Your goal
How many of these lines hold the string "text"? Answer with the number only.
** start of Extracted entries **
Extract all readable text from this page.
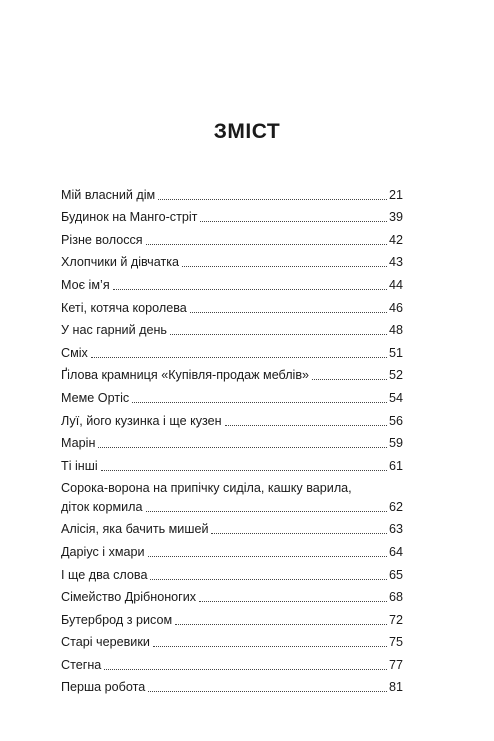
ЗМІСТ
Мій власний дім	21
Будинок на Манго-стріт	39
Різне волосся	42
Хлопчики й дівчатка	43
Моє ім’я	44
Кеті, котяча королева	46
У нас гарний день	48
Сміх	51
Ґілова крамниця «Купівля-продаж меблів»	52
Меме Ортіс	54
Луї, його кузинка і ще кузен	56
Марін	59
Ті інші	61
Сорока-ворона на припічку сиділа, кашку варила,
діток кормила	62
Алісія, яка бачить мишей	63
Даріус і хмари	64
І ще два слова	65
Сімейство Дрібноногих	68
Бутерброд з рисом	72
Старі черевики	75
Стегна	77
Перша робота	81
** end of Extracted entries **
** start of Extracted entries **
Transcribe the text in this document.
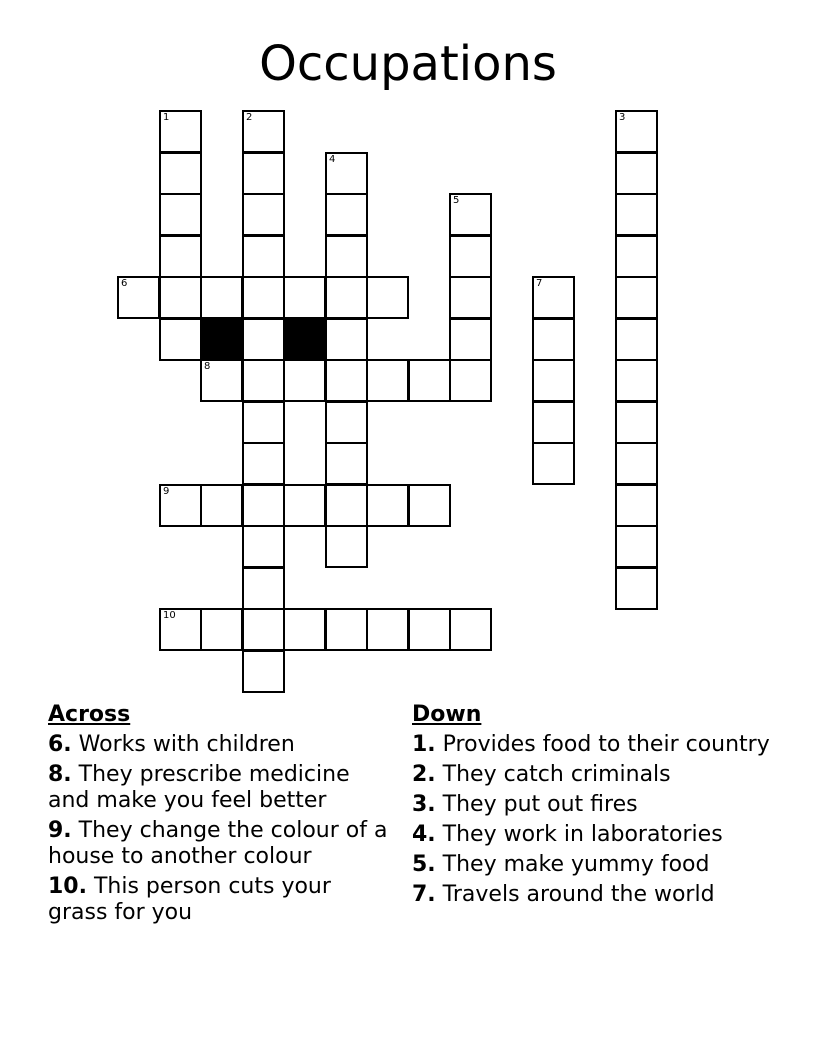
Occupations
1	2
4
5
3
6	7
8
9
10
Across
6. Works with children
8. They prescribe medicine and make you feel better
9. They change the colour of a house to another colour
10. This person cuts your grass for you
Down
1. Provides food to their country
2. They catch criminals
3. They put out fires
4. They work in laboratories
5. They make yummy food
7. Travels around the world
** end of Extracted entries **
** start of Extracted entries **
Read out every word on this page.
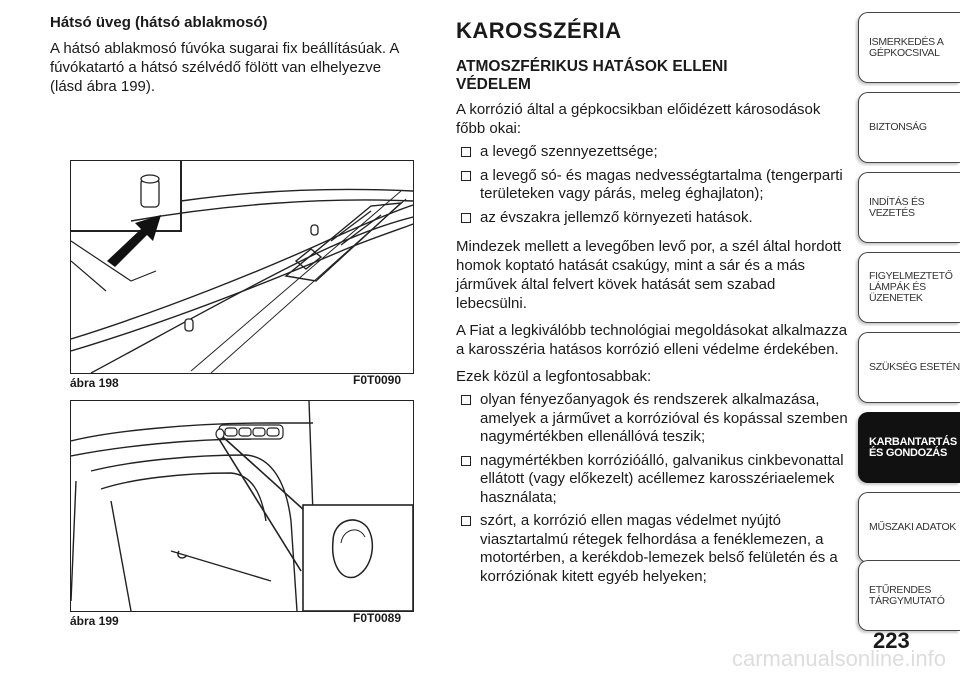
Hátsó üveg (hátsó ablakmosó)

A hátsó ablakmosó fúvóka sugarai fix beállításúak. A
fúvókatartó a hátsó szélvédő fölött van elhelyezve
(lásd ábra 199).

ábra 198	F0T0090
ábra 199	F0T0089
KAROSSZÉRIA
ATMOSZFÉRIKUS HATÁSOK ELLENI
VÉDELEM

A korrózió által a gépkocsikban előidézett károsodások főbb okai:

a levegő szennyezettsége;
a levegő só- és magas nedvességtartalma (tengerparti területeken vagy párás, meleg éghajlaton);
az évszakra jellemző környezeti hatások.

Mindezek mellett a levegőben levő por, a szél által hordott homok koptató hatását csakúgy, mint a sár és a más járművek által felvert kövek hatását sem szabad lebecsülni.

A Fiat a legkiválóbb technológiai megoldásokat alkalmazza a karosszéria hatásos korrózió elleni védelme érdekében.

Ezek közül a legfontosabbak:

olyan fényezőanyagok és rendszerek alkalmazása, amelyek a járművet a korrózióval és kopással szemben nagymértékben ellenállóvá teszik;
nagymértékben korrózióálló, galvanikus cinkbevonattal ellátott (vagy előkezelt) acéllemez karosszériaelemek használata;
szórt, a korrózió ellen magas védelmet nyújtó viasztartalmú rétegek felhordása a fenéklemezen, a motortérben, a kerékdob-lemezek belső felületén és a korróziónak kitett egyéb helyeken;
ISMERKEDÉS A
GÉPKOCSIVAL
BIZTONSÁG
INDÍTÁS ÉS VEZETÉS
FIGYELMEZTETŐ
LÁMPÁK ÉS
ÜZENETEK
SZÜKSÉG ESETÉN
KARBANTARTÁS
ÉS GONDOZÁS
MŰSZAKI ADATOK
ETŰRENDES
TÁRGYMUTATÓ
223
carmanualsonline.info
** end of Extracted entries **
Finished task
2